What is expected:
Identify the lines in the data below that contain "text" and give only how many there are.

┏━━

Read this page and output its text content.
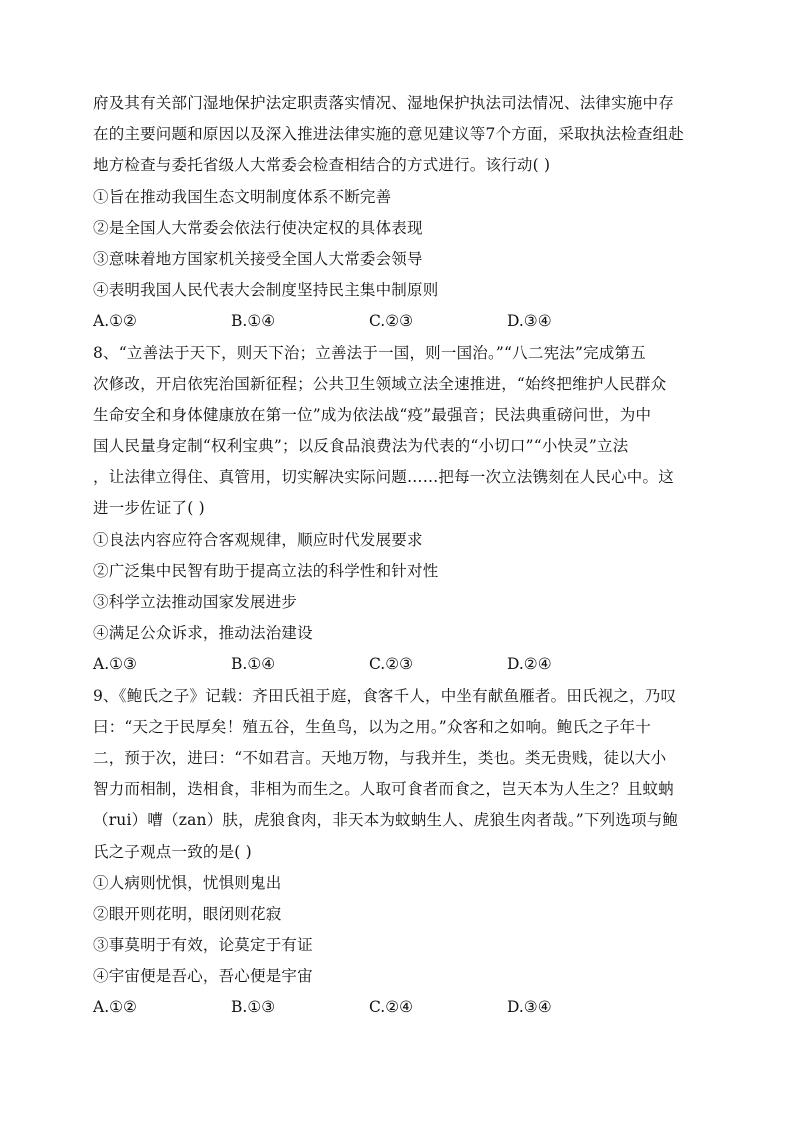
府及其有关部门湿地保护法定职责落实情况、湿地保护执法司法情况、法律实施中存
在的主要问题和原因以及深入推进法律实施的意见建议等7个方面，采取执法检查组赴
地方检查与委托省级人大常委会检查相结合的方式进行。该行动( )
①旨在推动我国生态文明制度体系不断完善
②是全国人大常委会依法行使决定权的具体表现
③意味着地方国家机关接受全国人大常委会领导
④表明我国人民代表大会制度坚持民主集中制原则
A.①②	B.①④	C.②③	D.③④
8、“立善法于天下，则天下治；立善法于一国，则一国治。”“八二宪法”完成第五
次修改，开启依宪治国新征程；公共卫生领域立法全速推进，“始终把维护人民群众
生命安全和身体健康放在第一位”成为依法战“疫”最强音；民法典重磅问世，为中
国人民量身定制“权利宝典”；以反食品浪费法为代表的“小切口”“小快灵”立法
，让法律立得住、真管用，切实解决实际问题……把每一次立法镌刻在人民心中。这
进一步佐证了( )
①良法内容应符合客观规律，顺应时代发展要求
②广泛集中民智有助于提高立法的科学性和针对性
③科学立法推动国家发展进步
④满足公众诉求，推动法治建设
A.①③	B.①④	C.②③	D.②④
9、《鲍氏之子》记载：齐田氏祖于庭，食客千人，中坐有献鱼雁者。田氏视之，乃叹
曰：“天之于民厚矣！殖五谷，生鱼鸟，以为之用。”众客和之如响。鲍氏之子年十
二，预于次，进曰：“不如君言。天地万物，与我并生，类也。类无贵贱，徒以大小
智力而相制，迭相食，非相为而生之。人取可食者而食之，岂天本为人生之？且蚊蚋
（rui）嘈（zan）肤，虎狼食肉，非天本为蚊蚋生人、虎狼生肉者哉。”下列选项与鲍
氏之子观点一致的是( )
①人病则忧惧，忧惧则鬼出
②眼开则花明，眼闭则花寂
③事莫明于有效，论莫定于有证
④宇宙便是吾心，吾心便是宇宙
A.①②	B.①③	C.②④	D.③④
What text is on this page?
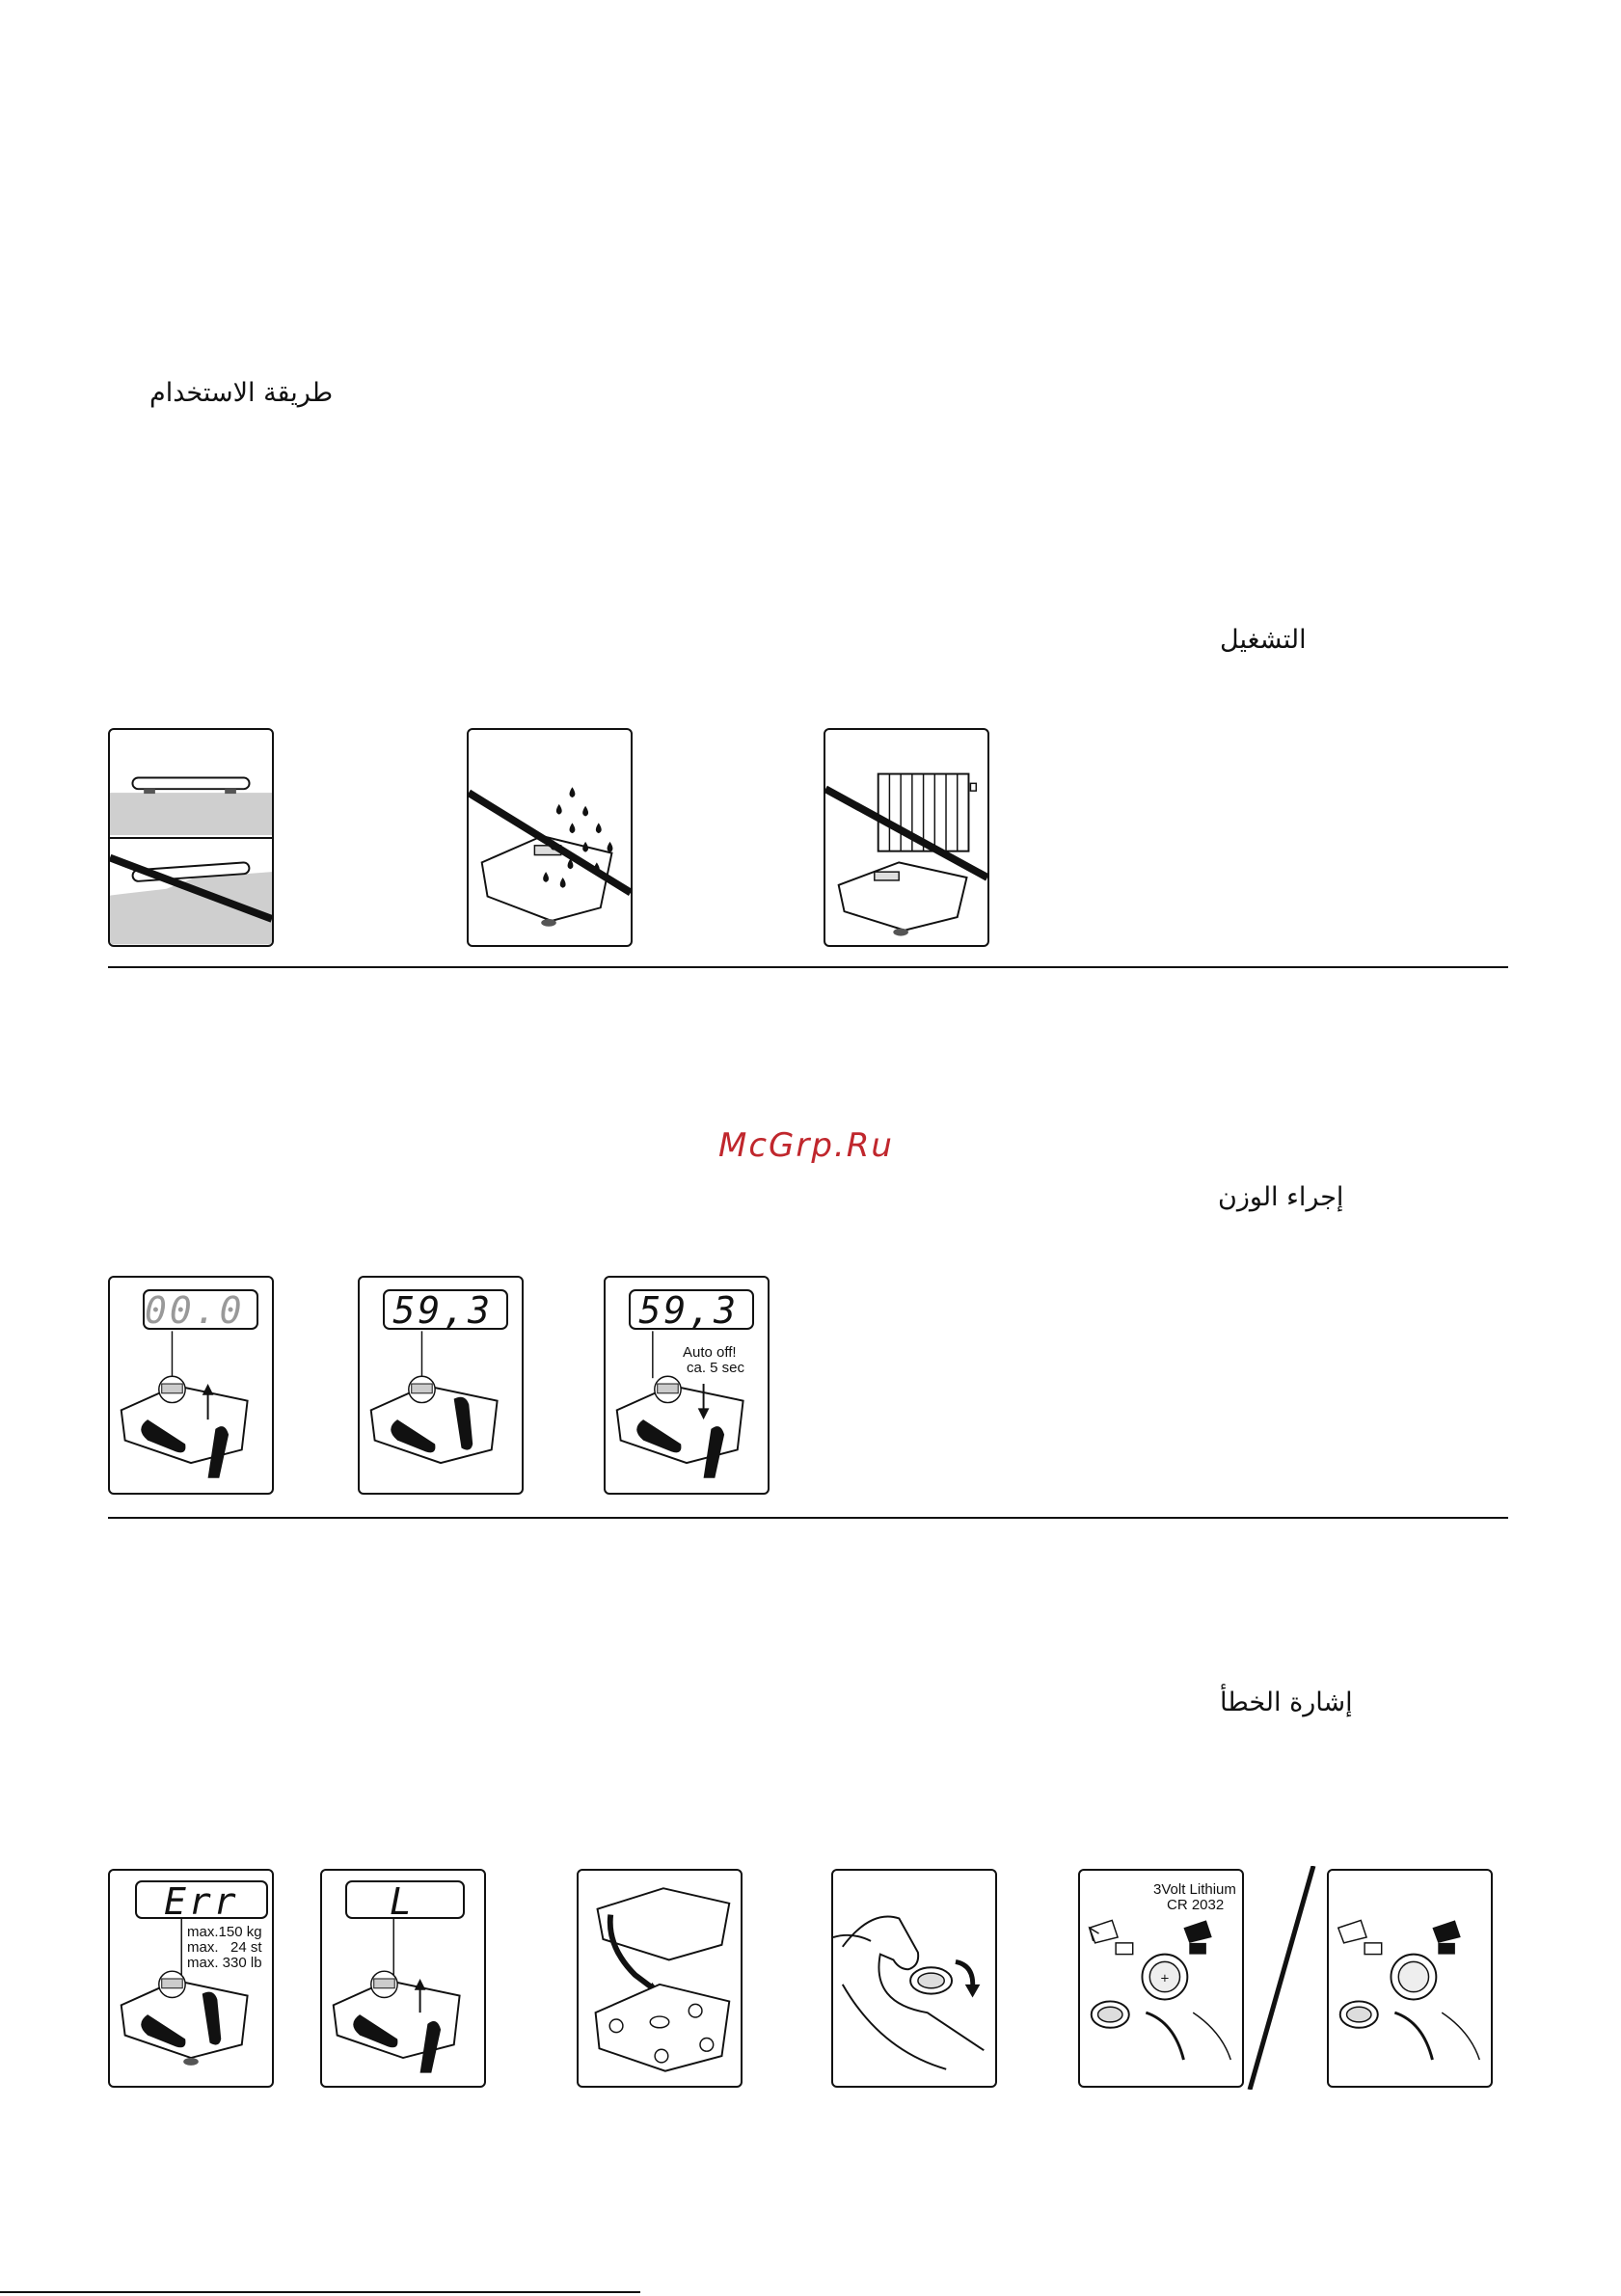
طريقة الاستخدام
التشغيل
إجراء الوزن
إشارة الخطأ
McGrp.Ru
00.0	59,3	59,3
Auto off!
ca. 5 sec
Err
max.150 kg
max.   24 st
max. 330 lb
L	3Volt Lithium
CR 2032
+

┗━━

Complete response:
2